PASSAGE FOR REVIEW –
The present retrospective study analyzed the efficacy and safety of two established salvage chemotherapy regimens, DexaBEAM and ICE, prior to HDT and ASCT, for aggressive relapsed or refractory PTCL in two patient groups with allocation of the patient to either regimen by coincidence. Notably, OR rate as well as PFS in the DexaBEAM group were markedly superior compared to the ICE group. Our results do not show any advantage for patients initially treated with DexaBEAM in terms of OS, but we assume that this may be due to the good response rate of patients treated with DexaBEAM second salvage chemotherapy after response failure to ICE regimen. Disease status after salvage therapy and prior to HDT/ASCT is one of the strongest prognostic predictors for survival of patients with relapsed or refractory aggressive B and T cell NHL [14, 17, 18]. Our findings demonstrate the potential benefit of patients with relapsed or refractory PTCL treated with DexaBEAM salvage therapy prior to HDT and ASCT versus patients treated with ICE salvage therapy. However, our results should be considered with caution since our data may have been influenced by the substantial biases associated with patient allocation—this is no prospective randomized comparison—and with retrospective analysis of relatively small patient cohorts. We still believe that our single-center data provide a basis for future prospective studies of salvage chemotherapy regimens for relapsed or refractory PTCL. Another potential caveat in our evaluation was the higher incidence of patients with the potentially more favorable entity ALCL, ALK+, and ALCL, ALK status unknown, in the DexaBEAM group. Nevertheless, even an exclusion of these patients did not influence the superiority of DexaBEAM compared to ICE. The response rate in the DexaBEAM group was also superior to response rates to other salvage regimens for patients with relapsed or refractory PTCL in previous reports [2931]. However, comparison with other studies is difficult in most cases since most other studies included both relapsed/refractory B and T cell lymphoma, and numbers of PTCL patients in these studies are usually very low.

TASK DETAILS –
According to the PTCL salvage therapy discussion above, what is one of the strongest prognostic predictors for survival in relapsed or refractory aggressive B and T cell NHL?

DATASET RECORDS –
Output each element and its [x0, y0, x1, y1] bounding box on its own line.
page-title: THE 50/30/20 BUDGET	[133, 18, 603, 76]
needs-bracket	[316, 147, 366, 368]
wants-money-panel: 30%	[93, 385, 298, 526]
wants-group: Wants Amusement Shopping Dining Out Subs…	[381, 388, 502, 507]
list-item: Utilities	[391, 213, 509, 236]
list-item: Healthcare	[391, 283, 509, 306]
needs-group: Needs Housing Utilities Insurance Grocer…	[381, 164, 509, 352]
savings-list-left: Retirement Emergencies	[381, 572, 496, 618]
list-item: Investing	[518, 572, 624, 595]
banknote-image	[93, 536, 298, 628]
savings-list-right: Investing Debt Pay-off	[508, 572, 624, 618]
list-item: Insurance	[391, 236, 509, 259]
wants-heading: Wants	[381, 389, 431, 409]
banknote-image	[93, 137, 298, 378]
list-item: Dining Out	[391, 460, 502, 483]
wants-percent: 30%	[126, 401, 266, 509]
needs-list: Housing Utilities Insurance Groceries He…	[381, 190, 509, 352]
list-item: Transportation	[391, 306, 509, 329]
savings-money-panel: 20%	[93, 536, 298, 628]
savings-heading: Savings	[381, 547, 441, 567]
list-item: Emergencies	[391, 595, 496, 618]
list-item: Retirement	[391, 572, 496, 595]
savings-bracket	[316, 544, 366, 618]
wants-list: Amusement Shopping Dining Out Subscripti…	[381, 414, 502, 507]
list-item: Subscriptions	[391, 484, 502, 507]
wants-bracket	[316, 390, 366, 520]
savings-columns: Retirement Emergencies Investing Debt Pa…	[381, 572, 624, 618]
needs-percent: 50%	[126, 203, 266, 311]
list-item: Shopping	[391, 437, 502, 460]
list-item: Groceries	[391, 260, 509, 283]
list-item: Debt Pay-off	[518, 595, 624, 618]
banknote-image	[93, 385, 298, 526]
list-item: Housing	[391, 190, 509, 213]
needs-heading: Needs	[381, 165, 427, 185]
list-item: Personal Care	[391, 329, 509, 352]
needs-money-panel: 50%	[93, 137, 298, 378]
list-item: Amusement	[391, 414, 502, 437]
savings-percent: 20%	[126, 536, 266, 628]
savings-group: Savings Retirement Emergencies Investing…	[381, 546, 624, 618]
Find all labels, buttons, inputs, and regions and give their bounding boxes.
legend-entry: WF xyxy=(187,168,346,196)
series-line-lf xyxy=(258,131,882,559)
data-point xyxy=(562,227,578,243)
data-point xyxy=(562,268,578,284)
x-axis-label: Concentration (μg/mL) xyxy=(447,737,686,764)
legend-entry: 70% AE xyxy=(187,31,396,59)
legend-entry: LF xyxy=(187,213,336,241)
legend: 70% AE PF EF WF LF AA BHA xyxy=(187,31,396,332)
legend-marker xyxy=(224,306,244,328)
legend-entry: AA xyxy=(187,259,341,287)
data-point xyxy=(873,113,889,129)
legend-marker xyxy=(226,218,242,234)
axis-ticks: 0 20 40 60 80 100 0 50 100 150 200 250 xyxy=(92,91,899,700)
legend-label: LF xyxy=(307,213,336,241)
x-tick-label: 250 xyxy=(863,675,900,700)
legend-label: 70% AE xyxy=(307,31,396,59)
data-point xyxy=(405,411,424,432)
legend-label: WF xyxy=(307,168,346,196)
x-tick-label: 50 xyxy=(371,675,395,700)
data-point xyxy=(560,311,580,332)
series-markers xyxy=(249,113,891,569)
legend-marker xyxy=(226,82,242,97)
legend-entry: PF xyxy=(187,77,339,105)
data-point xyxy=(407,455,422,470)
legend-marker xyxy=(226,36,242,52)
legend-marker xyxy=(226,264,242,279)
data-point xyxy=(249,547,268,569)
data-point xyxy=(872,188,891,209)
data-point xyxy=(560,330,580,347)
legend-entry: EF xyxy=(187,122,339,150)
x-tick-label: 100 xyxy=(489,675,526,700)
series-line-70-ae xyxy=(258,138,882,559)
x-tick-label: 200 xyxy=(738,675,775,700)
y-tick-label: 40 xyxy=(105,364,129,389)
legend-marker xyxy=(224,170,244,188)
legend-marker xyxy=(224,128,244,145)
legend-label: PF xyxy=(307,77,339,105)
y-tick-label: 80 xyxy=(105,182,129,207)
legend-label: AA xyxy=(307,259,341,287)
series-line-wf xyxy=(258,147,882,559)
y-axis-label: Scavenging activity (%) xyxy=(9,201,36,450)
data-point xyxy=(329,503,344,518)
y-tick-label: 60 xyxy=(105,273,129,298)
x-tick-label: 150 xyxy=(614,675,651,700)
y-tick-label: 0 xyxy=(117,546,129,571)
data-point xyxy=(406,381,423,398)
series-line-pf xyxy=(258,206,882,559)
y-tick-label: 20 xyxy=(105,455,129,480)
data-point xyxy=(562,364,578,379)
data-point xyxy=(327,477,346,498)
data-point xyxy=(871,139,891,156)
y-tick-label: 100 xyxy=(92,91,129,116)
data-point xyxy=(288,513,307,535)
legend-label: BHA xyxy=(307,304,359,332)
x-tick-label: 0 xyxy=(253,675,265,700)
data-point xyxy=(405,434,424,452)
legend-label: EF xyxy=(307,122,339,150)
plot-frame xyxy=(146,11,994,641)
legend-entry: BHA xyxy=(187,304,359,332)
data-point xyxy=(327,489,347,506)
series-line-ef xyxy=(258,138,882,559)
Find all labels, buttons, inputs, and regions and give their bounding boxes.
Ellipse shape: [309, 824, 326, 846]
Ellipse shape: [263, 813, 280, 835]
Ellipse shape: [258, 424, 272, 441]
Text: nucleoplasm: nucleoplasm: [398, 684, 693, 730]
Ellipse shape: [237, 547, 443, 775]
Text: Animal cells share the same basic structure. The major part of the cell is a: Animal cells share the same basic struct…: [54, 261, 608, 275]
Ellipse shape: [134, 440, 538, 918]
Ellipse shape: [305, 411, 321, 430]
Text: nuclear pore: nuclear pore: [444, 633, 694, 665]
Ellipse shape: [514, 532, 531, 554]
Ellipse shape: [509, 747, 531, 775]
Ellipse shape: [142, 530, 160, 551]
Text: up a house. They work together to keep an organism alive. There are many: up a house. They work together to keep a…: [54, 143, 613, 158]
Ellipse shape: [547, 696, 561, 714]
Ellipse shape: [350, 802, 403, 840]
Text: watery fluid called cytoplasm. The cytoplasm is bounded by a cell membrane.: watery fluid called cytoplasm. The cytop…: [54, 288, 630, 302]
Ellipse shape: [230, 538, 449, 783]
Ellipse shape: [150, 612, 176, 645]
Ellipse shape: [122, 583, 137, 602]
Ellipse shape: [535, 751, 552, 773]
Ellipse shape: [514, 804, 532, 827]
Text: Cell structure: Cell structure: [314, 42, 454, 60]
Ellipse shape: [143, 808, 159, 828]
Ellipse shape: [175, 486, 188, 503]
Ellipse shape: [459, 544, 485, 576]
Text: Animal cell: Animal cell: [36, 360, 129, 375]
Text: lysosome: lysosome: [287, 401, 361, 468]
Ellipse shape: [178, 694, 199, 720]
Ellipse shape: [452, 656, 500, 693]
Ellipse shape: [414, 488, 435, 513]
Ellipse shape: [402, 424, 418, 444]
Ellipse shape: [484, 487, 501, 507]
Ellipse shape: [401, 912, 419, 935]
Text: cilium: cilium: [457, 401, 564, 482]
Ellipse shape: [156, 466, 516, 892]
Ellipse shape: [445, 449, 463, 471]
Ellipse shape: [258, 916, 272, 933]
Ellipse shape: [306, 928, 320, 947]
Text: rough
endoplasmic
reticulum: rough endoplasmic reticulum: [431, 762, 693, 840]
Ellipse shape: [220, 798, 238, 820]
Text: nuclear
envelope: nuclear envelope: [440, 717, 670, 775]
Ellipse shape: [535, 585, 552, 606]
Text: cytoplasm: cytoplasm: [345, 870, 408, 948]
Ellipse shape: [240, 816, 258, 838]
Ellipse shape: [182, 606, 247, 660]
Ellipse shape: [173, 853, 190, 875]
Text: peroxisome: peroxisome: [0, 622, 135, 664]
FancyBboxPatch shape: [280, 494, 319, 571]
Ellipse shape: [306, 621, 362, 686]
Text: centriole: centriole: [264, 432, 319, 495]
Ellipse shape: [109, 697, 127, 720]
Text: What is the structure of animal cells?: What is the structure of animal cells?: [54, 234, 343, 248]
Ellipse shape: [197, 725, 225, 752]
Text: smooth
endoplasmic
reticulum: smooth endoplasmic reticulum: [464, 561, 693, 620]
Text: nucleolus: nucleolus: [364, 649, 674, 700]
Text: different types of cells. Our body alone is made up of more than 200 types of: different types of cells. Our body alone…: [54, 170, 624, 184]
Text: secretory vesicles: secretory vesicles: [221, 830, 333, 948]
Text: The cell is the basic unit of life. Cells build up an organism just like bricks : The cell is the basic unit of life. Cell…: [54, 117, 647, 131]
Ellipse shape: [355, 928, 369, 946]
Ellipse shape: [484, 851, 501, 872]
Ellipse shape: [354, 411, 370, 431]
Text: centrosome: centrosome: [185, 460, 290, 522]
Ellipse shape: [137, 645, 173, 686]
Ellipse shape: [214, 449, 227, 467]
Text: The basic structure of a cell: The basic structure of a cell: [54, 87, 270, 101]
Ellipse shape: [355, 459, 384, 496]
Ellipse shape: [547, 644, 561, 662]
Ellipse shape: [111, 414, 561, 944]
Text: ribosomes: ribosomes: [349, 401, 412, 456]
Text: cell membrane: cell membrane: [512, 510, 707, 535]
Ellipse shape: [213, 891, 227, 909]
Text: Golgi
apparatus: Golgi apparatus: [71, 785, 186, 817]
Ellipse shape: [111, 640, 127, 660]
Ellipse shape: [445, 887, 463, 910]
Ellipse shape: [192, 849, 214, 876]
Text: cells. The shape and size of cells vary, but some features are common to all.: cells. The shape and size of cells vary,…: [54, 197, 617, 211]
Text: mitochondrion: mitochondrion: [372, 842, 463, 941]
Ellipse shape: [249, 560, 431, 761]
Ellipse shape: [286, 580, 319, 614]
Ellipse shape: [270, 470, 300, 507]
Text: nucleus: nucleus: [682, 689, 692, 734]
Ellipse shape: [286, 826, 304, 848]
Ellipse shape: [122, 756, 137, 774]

OUTPUT –
Disease status after salvage therapy and before HDT/ASCT.